*Fragmento de página*:
========
En
1.859 Charles Darwin daba a conocer a través de su libro “El Origen de las
Especies” el mecanismo de la evolución, basado en una selección natural
producto de una serie de cambios genéticos que favorecerían a las especies más
fuertes y adaptadas para sobrevivir en el medio y que condenaba a la extinción
a las más débiles. Para todo este proceso Darwin justificaba estos saltos o
cambios evolutivos como un producto del azar, y desarrollados muy gradualmente
a lo largo de grandes periodos de tiempo, de una forma muy discreta, y
estableciendo una serie de eslabones de un paso a otro.
Este
mecanismo biológico descrito por Darwin sería, pues, el responsable de la
aparición del hombre y del resto de las especies actuales. De forma
independiente y casi paralelamente en el tiempo, Alfred Russell Wallace también
publicó sus teorías sobre la selección natural de las especies, discrepando con
Darwin respecto a que la hipótesis planteada por Darwin no podía explicar por
sí sola las facultadas humanas y, menos aún, resumirlo a un producto del azar,
como sería el caso de la inteligencia. Por otro lado, quedaban cuestiones tan
importantes como la existencia del alma humana, un problema de fe para muchos y
filosófico para otros.
========
*Registros*:
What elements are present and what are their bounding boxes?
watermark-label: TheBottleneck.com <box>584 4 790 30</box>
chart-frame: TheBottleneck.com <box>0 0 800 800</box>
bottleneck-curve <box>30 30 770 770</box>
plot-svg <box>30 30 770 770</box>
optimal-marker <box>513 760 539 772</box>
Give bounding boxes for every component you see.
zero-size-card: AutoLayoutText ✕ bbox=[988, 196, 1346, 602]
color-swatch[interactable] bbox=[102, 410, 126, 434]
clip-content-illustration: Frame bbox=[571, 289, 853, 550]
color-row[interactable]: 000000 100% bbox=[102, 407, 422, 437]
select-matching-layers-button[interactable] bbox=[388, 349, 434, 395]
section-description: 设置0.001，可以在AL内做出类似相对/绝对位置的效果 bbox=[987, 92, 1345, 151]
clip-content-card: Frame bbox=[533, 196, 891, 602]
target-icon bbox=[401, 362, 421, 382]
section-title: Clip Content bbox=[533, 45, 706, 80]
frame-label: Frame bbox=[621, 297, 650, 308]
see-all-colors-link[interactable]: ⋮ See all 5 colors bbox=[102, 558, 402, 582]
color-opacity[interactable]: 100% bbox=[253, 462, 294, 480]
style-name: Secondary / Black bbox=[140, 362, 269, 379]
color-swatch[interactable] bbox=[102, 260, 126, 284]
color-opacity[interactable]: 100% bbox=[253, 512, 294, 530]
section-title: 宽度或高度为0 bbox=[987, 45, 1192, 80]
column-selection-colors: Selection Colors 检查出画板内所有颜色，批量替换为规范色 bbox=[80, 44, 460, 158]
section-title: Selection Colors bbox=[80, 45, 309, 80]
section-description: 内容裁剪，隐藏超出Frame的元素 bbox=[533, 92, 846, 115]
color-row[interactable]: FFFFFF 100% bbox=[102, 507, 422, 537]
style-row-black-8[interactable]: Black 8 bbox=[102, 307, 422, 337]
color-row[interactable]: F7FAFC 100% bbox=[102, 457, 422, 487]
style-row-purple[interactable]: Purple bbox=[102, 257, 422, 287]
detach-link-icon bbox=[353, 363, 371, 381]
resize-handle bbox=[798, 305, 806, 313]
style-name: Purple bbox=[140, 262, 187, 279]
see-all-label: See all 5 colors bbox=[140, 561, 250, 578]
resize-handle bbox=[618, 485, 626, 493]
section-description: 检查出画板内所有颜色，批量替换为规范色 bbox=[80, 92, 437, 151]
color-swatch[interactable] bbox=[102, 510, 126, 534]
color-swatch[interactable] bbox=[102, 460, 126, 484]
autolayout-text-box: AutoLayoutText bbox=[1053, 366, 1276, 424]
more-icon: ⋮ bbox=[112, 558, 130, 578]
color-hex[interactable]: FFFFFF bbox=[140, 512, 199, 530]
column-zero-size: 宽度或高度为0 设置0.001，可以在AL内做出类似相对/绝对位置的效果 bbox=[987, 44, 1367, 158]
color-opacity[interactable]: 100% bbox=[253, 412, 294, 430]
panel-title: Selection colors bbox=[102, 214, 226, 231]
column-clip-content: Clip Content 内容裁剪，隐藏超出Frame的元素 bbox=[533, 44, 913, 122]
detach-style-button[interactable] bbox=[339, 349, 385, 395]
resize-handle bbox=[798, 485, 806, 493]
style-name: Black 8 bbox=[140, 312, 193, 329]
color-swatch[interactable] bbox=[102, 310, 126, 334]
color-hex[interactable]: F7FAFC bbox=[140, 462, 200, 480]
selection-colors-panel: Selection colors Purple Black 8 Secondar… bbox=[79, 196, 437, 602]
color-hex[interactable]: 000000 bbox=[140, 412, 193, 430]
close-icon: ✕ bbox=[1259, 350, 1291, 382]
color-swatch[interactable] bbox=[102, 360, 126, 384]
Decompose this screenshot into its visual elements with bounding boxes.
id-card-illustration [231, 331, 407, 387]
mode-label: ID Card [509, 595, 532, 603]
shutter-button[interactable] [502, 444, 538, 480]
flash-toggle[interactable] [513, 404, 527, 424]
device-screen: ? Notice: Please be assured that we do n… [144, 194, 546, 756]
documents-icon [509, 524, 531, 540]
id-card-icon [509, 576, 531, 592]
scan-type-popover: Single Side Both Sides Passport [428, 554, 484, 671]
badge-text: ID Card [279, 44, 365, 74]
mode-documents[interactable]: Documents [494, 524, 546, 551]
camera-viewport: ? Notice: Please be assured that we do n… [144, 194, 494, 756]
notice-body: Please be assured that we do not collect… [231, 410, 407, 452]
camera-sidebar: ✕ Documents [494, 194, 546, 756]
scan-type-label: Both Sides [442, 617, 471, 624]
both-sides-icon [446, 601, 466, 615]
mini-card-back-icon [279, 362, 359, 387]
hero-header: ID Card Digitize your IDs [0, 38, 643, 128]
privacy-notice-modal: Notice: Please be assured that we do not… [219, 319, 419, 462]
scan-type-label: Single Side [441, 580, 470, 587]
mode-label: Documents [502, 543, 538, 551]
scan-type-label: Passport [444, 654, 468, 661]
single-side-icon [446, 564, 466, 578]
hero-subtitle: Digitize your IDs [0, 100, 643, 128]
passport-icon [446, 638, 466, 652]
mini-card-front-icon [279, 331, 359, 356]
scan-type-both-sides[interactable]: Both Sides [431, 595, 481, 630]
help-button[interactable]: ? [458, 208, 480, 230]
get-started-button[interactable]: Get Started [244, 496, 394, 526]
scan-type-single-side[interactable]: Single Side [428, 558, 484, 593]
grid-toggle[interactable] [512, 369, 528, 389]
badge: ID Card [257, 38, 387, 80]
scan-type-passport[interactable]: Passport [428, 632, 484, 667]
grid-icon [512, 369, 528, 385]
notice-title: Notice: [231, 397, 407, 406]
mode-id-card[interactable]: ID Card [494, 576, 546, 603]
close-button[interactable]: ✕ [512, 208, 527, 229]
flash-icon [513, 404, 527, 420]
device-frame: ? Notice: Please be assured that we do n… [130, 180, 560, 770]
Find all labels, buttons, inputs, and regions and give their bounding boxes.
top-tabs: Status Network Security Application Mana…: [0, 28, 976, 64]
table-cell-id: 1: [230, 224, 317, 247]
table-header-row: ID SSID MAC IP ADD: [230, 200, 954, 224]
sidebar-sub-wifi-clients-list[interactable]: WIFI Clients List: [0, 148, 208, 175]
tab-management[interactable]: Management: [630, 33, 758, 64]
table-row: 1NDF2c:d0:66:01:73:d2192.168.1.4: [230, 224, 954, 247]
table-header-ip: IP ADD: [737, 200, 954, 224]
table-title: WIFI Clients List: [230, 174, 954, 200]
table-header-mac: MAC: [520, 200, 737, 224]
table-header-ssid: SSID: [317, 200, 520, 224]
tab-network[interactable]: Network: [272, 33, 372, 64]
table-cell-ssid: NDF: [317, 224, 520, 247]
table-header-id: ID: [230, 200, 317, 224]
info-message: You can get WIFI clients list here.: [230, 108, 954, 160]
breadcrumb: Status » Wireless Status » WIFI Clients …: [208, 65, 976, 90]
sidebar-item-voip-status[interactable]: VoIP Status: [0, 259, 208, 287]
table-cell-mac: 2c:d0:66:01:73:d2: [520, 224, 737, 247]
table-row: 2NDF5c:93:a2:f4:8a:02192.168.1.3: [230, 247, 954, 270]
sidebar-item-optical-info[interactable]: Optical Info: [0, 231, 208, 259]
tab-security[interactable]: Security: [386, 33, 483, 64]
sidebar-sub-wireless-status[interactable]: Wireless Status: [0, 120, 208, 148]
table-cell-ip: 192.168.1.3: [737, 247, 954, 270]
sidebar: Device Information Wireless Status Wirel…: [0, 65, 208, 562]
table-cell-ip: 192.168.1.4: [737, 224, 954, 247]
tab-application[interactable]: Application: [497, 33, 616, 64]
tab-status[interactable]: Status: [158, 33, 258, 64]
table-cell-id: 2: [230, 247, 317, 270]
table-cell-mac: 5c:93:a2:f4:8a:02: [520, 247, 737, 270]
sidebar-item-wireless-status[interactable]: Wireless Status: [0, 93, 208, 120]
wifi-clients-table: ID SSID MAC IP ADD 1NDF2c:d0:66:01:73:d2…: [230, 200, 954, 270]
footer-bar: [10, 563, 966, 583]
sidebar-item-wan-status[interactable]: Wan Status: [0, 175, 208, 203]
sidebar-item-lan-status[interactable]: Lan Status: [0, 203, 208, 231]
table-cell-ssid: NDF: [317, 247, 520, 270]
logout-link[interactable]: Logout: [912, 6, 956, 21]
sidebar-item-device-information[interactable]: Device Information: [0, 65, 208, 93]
========
Prolonga el texto sobre la selección natural según Darwin y Wallace, empezando justo después de su última oración. Los registros son un material aparte, sin relación con el texto.

*Resultado*:
Pero
para los darwinistas de entonces, como para los de ahora, la evolución
tenía y tiene un amplio sentido “naturalista” porque creen firmemente que la
ciencia entiende el Universo como un sistema cerrado de causas y efectos
materiales, que nunca pueden verse afectados por nada extraño a la Naturaleza
(Dios, sin ir más lejos). Al principio una gran explosión de materia creó el
Cosmos y la evolución “naturalista” se encargó de realizar todo lo que vino
después, dando una vez más al azar un papel determinante. Nunca jamás hubo
ningún plan o propósito inteligente que guiara la evolución. Si existe la
inteligencia, tal como llegó a discrepar Wallace, es sólo porque ella ha
evolucionado por sí misma a partir de procesos materialistas sin propósito.
Por
tanto, en esta obra en la que se excluye un plan inteligente o un propósito,
sólo puede quedar la casualidad, el azar en definitiva. Wallace pensaba que la
selección natural podía explicar muchas cosas, pero no que pudiera crear algo
que no estuviera ya en existencia. Después de todo, a los creacionistas no les
hace falta nada más que un solo milagro de Dios para explicar el misterio de la
evolución. Por el contrario, a los darwinistas para explicar el mismo misterio
les hacen falta miles de milagros continua e ininterrumpidamente desde el
“Big-Bang” hasta el día de hoy, y además sin autor.
¿Cabría
pensar, por ejemplo, que sólo la ley de la casualidad podría regir un fenómeno
de duplicación aparentemente tan milagroso como el que se presenta en el caso
de la herencia genética humana?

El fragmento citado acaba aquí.